给定任务 1 — 请列出关于MongoDB聚合操作的文本中介绍的全部聚合管道阶段，并附上文本对每个阶段的说明。
给定任务 2 — 用两句话概括关于MongoDB聚合操作的文本。
给定任务 3 — 逐字抄写关于MongoDB聚合操作的文本中从“聚合操作聚合函数:db.co”一直到“语法: db.collection.aggregate(pipeline, options)”为止的全部内容。

热门标签 | HotTags
当前位置:  开发笔记 > 编程语言 > 正文

MongoDB聚合操作(aggregate)

聚合操作聚合函数:db.collection.aggregate()语法:db.collection.aggregate(pipeline,options)文档

聚合操作

聚合函数:db.collection.aggregate()



  • 语法: db.collection.aggregate(pipeline, options)

    • 文档定义了操作中使用的聚合管道阶段和聚合操作符


    • 文档声明了一些和聚合操作的参数

    • 返回值是游标




聚合表达式



  1. 字段路径表达式

    $: 使用 $ 来表示路径

    $. 使用 $ 和 . 来指示内嵌文档字段路径



  2. 系统变量表达式

    $$: 使用 $$ 指示系统变量

    $$CURRENT: 指示管道中当前操作的文档, $$CURRENT.$ 是等效的



  3. 常量表达式

    $literal: : 指示常量

    $literal: "$name": 指示常量字符串 "\(name"(这里的\)被当做常量处理,而不是字段路径表达式)




聚合管道阶段

$project: 对输入文档进行再次投影



  • 可以用了灵活的的控制输出文档的格式



  • 也可用了剔除不相关的字段,以优化聚合管道操作的性能

    > db.accounts.find()
    { "_id" : ObjectId("634d622b5799d43c905c7195"), "name" : { "firstName" : "alice", "lastName" : "wong" }, "balance" : 20 }
    { "_id" : ObjectId("634d622b5799d43c905c7196"), "name" : { "firstName" : "bob", "lastName" : "yang" }, "balance" : 20 }
    >
    // 对账户文档进行重新映射
    > db.accounts.aggregate([
    ... {
    ... $project: {
    ... _id: 0,
    ... balance: 1,
    ... clientName: "$name.firstName"
    ... }
    ... }
    ... ])
    { "balance" : 20, "clientName" : "alice" }
    { "balance" : 20, "clientName" : "bob" }
    > db.accounts.aggregate([
    ... {
    ... $project: {
    ... _id: 0,
    ... balance: 1,
    ... nameArrage: ["$name.firstName", "$name.middleName", "$name.lastName"]
    ... }
    ... }
    ... ])
    { "balance" : 20, "nameArrage" : [ "alice", null, "wong" ] }
    { "balance" : 20, "nameArrage" : [ "bob", null, "yang" ] }



$match: 对输入文档进行筛选



  • $match 中使用的文档筛选语法,和读取文档时的筛选语法相同



  • 应该尽量在聚合管道开始的时候使用 $match 这样可以减少后续阶段中需要处理的文档数量,优化聚合操作的性能

    > db.accounts.aggregate([
    ... {
    ... $match: {
    ... $or: [
    ... {balance: {$gt: 10, $lt: 30}},
    ... {"name.lastName": "yang"}
    ... ]
    ... }
    ... },
    ... {
    ... $project: {
    ... _id: 0
    ... }
    ... }
    ... ])
    { "name" : { "firstName" : "alice", "lastName" : "wong" }, "balance" : 20 }
    { "name" : { "firstName" : "bob", "lastName" : "yang" }, "balance" : 20 }



$limit: 筛选出管道中前 N 篇文档


$skip: 跳过管道内前 N 篇文档

> db.accounts.aggregate([
... {
... $limit: 1
... }
... ])

提取的信息 —
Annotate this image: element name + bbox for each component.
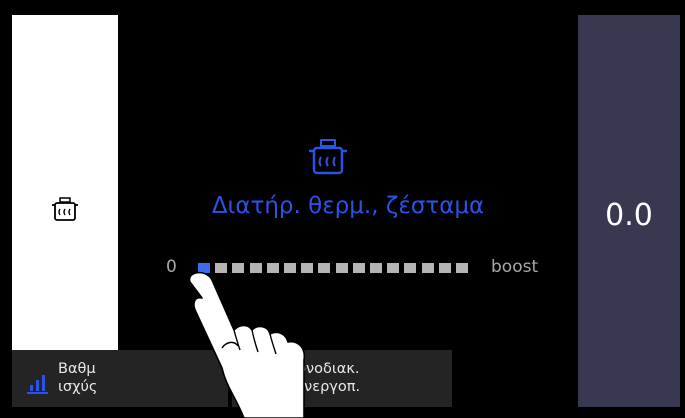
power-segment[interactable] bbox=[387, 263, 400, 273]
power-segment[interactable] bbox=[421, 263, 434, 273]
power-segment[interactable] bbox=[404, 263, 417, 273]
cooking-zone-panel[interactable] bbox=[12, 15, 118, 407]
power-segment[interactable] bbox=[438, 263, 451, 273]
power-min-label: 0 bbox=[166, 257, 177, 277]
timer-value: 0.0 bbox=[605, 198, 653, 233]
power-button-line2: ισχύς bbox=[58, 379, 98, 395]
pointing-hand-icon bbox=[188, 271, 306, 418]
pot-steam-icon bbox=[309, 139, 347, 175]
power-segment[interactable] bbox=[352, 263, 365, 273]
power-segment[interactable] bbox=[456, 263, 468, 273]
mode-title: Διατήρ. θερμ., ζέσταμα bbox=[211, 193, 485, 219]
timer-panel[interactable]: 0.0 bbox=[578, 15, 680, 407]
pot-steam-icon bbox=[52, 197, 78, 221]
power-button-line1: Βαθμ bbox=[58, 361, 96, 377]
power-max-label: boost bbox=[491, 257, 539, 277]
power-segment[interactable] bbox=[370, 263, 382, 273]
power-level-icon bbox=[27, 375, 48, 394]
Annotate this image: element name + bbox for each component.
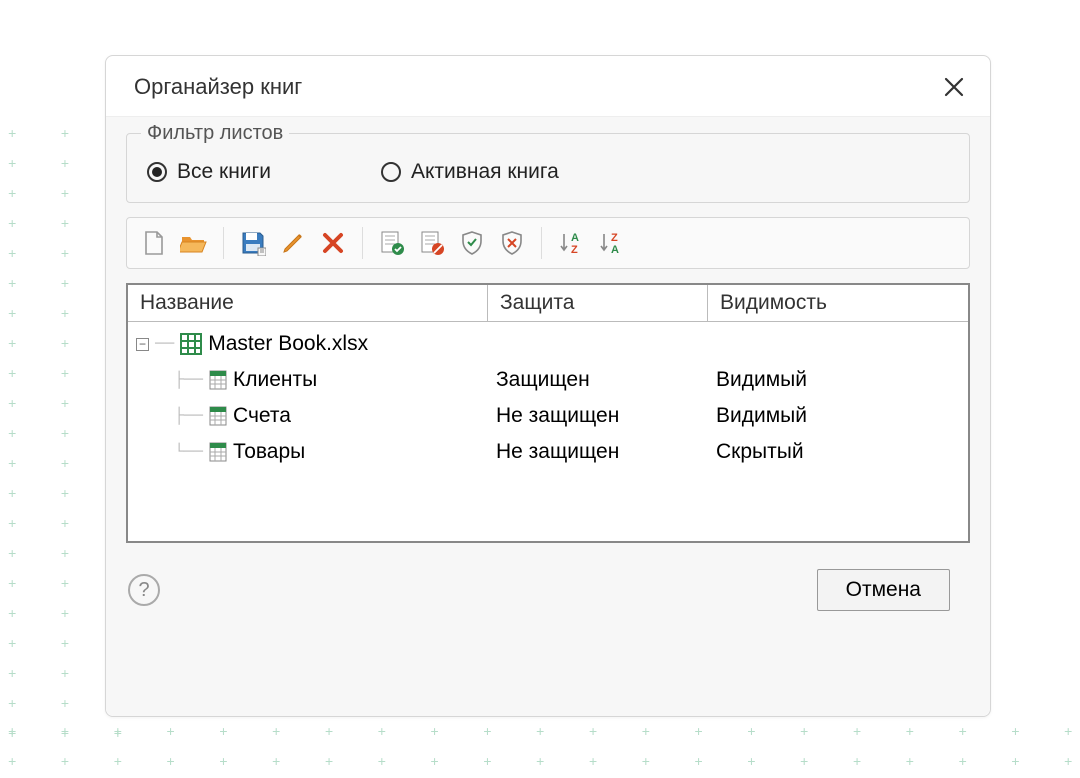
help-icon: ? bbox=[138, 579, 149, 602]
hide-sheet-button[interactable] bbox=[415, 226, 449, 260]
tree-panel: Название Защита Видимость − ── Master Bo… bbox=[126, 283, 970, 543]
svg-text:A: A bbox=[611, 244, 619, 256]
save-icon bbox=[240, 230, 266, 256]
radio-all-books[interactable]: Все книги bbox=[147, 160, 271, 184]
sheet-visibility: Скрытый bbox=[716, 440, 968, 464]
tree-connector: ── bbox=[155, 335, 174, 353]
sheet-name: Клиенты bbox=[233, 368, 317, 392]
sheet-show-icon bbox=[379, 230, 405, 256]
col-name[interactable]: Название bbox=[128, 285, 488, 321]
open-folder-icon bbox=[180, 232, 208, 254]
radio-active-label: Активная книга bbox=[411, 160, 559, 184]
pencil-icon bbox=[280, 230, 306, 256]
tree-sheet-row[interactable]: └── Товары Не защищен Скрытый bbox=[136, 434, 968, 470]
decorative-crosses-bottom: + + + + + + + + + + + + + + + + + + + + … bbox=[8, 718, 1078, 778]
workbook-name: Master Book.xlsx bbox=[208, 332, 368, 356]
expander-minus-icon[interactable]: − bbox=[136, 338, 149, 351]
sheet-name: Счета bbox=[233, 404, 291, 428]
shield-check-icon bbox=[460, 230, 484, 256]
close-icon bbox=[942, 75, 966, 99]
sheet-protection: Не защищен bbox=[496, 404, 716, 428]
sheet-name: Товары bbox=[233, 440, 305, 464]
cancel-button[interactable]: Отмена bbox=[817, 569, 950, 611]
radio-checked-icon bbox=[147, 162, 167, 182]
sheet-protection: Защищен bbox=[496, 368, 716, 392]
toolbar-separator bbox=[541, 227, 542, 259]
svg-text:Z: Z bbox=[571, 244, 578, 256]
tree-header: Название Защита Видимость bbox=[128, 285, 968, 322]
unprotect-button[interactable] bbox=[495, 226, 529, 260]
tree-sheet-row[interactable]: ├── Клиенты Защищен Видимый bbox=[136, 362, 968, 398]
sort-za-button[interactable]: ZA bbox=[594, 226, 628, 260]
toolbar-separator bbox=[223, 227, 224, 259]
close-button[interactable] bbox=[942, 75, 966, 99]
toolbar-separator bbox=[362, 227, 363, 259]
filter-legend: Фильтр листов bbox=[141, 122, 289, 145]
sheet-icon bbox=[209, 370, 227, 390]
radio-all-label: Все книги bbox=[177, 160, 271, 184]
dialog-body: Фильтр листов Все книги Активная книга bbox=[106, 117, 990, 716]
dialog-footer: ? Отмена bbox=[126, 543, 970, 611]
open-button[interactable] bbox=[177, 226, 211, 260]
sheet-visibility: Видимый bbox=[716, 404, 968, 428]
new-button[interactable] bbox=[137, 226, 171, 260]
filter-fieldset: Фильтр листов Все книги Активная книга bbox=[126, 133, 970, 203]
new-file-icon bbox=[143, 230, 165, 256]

输出 1 —
- $project：对输入文档进行再次投影
- $match：对输入文档进行筛选
- $limit：筛选出管道中前 N 篇文档
- $skip：跳过管道内前 N 篇文档

输出 2 — 这篇文本介绍了MongoDB的聚合函数db.collection.aggregate(pipeline, options)，其返回值是游标，并说明了字段路径表达式、系统变量表达式和常量表达式三类聚合表达式。文本还介绍了$project、$match、$limit和$skip等聚合管道阶段，并指出应尽量在聚合管道开始时使用$match，以减少后续阶段需要处理的文档数量。

输出 3 —
聚合操作聚合函数:db.collection.aggregate()语法:db.collection.aggregate(pipeline,options)文档

聚合操作

聚合函数:db.collection.aggregate()



  • 语法: db.collection.aggregate(pipeline, options)